● **DATA FOR PROCESSING**

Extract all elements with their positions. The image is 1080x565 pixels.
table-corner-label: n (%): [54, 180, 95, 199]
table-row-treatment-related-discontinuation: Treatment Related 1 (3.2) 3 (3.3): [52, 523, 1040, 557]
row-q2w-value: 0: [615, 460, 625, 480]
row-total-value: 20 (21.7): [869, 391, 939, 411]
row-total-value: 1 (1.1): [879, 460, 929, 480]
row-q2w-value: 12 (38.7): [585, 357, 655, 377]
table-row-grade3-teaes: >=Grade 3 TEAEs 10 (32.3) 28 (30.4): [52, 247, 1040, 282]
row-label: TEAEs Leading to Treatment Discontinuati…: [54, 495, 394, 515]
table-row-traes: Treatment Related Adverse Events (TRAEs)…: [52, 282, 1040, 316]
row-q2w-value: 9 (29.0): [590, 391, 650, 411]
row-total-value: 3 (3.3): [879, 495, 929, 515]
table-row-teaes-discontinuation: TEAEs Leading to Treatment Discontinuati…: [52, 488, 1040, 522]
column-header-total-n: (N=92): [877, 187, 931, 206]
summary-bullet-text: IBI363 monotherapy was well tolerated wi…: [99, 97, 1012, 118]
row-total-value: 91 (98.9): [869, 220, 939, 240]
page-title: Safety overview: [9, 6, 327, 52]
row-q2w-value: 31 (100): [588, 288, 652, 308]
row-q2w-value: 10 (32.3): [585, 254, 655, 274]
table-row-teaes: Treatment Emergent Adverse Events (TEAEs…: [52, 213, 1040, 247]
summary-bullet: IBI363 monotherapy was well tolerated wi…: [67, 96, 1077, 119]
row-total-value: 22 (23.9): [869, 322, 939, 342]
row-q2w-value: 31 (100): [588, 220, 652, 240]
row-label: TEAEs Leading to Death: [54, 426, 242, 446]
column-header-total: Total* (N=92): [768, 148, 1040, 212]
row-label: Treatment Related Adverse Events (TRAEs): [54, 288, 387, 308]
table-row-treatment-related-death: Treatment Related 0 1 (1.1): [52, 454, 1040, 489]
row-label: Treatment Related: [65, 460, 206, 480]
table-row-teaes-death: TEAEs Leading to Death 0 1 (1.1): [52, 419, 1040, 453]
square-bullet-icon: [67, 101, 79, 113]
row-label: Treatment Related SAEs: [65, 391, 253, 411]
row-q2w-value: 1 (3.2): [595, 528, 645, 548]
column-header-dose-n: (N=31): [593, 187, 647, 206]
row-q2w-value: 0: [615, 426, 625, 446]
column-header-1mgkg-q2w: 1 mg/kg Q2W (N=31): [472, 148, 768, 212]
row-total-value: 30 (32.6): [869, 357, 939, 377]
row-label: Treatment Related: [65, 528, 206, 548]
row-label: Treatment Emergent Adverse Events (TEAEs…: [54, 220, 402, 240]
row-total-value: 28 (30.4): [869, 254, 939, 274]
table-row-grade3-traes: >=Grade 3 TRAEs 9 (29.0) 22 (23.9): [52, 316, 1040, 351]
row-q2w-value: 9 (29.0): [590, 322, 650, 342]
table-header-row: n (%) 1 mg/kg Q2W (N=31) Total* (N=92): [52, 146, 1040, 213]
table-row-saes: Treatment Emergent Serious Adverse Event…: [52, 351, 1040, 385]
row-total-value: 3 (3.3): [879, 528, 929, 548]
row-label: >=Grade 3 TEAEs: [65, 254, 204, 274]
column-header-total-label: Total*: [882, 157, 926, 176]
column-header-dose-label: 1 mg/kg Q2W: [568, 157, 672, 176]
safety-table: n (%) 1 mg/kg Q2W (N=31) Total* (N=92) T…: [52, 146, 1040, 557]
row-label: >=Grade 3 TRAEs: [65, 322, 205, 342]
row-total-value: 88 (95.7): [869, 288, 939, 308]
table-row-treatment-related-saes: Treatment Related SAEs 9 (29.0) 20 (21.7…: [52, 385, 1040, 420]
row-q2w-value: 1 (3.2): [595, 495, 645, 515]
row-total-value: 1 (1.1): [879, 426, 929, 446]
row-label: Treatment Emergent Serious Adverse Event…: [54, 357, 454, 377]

● **WHAT TO WORK ON**
Please rewrite every line above as a Markdown table with the columns "Row" and "Line", numbering each line and leaving out blank lines.

● **SOLUTION TO THIS PROBLEM**
| Row | Line |
|---|---|
| 1 | Extract all elements with their positions. The image is 1080x565 pixels. |
| 2 | table-corner-label: n (%): [54, 180, 95, 199] |
| 3 | table-row-treatment-related-discontinuation: Treatment Related 1 (3.2) 3 (3.3): [52, 523, 1040, 557] |
| 4 | row-q2w-value: 0: [615, 460, 625, 480] |
| 5 | row-total-value: 20 (21.7): [869, 391, 939, 411] |
| 6 | row-total-value: 1 (1.1): [879, 460, 929, 480] |
| 7 | row-q2w-value: 12 (38.7): [585, 357, 655, 377] |
| 8 | table-row-grade3-teaes: >=Grade 3 TEAEs 10 (32.3) 28 (30.4): [52, 247, 1040, 282] |
| 9 | row-label: TEAEs Leading to Treatment Discontinuati…: [54, 495, 394, 515] |
| 10 | table-row-traes: Treatment Related Adverse Events (TRAEs)…: [52, 282, 1040, 316] |
| 11 | row-q2w-value: 9 (29.0): [590, 391, 650, 411] |
| 12 | row-total-value: 3 (3.3): [879, 495, 929, 515] |
| 13 | table-row-teaes-discontinuation: TEAEs Leading to Treatment Discontinuati…: [52, 488, 1040, 522] |
| 14 | column-header-total-n: (N=92): [877, 187, 931, 206] |
| 15 | summary-bullet-text: IBI363 monotherapy was well tolerated wi…: [99, 97, 1012, 118] |
| 16 | row-total-value: 91 (98.9): [869, 220, 939, 240] |
| 17 | page-title: Safety overview: [9, 6, 327, 52] |
| 18 | row-q2w-value: 31 (100): [588, 288, 652, 308] |
| 19 | row-q2w-value: 10 (32.3): [585, 254, 655, 274] |
| 20 | table-row-teaes: Treatment Emergent Adverse Events (TEAEs…: [52, 213, 1040, 247] |
| 21 | summary-bullet: IBI363 monotherapy was well tolerated wi…: [67, 96, 1077, 119] |
| 22 | row-total-value: 22 (23.9): [869, 322, 939, 342] |
| 23 | row-q2w-value: 31 (100): [588, 220, 652, 240] |
| 24 | row-label: TEAEs Leading to Death: [54, 426, 242, 446] |
| 25 | column-header-total: Total* (N=92): [768, 148, 1040, 212] |
| 26 | row-label: Treatment Related Adverse Events (TRAEs): [54, 288, 387, 308] |
| 27 | table-row-treatment-related-death: Treatment Related 0 1 (1.1): [52, 454, 1040, 489] |
| 28 | row-label: Treatment Related: [65, 460, 206, 480] |
| 29 | table-row-teaes-death: TEAEs Leading to Death 0 1 (1.1): [52, 419, 1040, 453] |
| 30 | square-bullet-icon: [67, 101, 79, 113] |
| 31 | row-label: Treatment Related SAEs: [65, 391, 253, 411] |
| 32 | row-q2w-value: 1 (3.2): [595, 528, 645, 548] |
| 33 | column-header-dose-n: (N=31): [593, 187, 647, 206] |
| 34 | row-q2w-value: 0: [615, 426, 625, 446] |
| 35 | column-header-1mgkg-q2w: 1 mg/kg Q2W (N=31): [472, 148, 768, 212] |
| 36 | row-total-value: 30 (32.6): [869, 357, 939, 377] |
| 37 | row-label: Treatment Related: [65, 528, 206, 548] |
| 38 | row-label: Treatment Emergent Adverse Events (TEAEs…: [54, 220, 402, 240] |
| 39 | row-total-value: 28 (30.4): [869, 254, 939, 274] |
| 40 | table-row-grade3-traes: >=Grade 3 TRAEs 9 (29.0) 22 (23.9): [52, 316, 1040, 351] |
| 41 | row-q2w-value: 9 (29.0): [590, 322, 650, 342] |
| 42 | table-header-row: n (%) 1 mg/kg Q2W (N=31) Total* (N=92): [52, 146, 1040, 213] |
| 43 | table-row-saes: Treatment Emergent Serious Adverse Event…: [52, 351, 1040, 385] |
| 44 | row-total-value: 3 (3.3): [879, 528, 929, 548] |
| 45 | row-label: >=Grade 3 TEAEs: [65, 254, 204, 274] |
| 46 | column-header-total-label: Total*: [882, 157, 926, 176] |
| 47 | column-header-dose-label: 1 mg/kg Q2W: [568, 157, 672, 176] |
| 48 | safety-table: n (%) 1 mg/kg Q2W (N=31) Total* (N=92) T…: [52, 146, 1040, 557] |
| 49 | row-label: >=Grade 3 TRAEs: [65, 322, 205, 342] |
| 50 | row-total-value: 88 (95.7): [869, 288, 939, 308] |
| 51 | table-row-treatment-related-saes: Treatment Related SAEs 9 (29.0) 20 (21.7…: [52, 385, 1040, 420] |
| 52 | row-q2w-value: 1 (3.2): [595, 495, 645, 515] |
| 53 | row-total-value: 1 (1.1): [879, 426, 929, 446] |
| 54 | row-label: Treatment Emergent Serious Adverse Event…: [54, 357, 454, 377] |